* _GIVEN EXERCISE_
Return all of the entries exactly as written.
— Start of RECORD EXCERPTS —
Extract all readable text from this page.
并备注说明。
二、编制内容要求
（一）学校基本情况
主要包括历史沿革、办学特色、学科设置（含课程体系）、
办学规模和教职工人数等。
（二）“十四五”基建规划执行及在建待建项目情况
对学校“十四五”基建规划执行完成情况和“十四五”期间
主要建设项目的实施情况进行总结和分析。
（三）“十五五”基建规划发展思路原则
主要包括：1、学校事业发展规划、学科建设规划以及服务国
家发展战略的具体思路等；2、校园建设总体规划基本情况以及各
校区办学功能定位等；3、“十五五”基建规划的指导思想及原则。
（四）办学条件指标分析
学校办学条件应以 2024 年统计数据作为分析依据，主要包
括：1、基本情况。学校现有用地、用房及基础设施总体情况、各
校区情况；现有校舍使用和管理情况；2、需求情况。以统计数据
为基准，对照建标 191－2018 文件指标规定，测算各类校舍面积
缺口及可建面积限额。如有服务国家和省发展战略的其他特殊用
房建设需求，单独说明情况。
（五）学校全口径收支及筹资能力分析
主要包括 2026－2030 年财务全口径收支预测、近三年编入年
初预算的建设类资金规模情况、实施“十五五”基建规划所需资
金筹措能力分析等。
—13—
— End of RECORD EXCERPTS —
* _FINISHED ANSWER_
Extract all readable text from this page.
并备注说明。
二、编制内容要求
（一）学校基本情况
主要包括历史沿革、办学特色、学科设置（含课程体系）、
办学规模和教职工人数等。
（二）“十四五”基建规划执行及在建待建项目情况
对学校“十四五”基建规划执行完成情况和“十四五”期间
主要建设项目的实施情况进行总结和分析。
（三）“十五五”基建规划发展思路原则
主要包括：1、学校事业发展规划、学科建设规划以及服务国
家发展战略的具体思路等；2、校园建设总体规划基本情况以及各
校区办学功能定位等；3、“十五五”基建规划的指导思想及原则。
（四）办学条件指标分析
学校办学条件应以 2024 年统计数据作为分析依据，主要包
括：1、基本情况。学校现有用地、用房及基础设施总体情况、各
校区情况；现有校舍使用和管理情况；2、需求情况。以统计数据
为基准，对照建标 191－2018 文件指标规定，测算各类校舍面积
缺口及可建面积限额。如有服务国家和省发展战略的其他特殊用
房建设需求，单独说明情况。
（五）学校全口径收支及筹资能力分析
主要包括 2026－2030 年财务全口径收支预测、近三年编入年
初预算的建设类资金规模情况、实施“十五五”基建规划所需资
金筹措能力分析等。
—13—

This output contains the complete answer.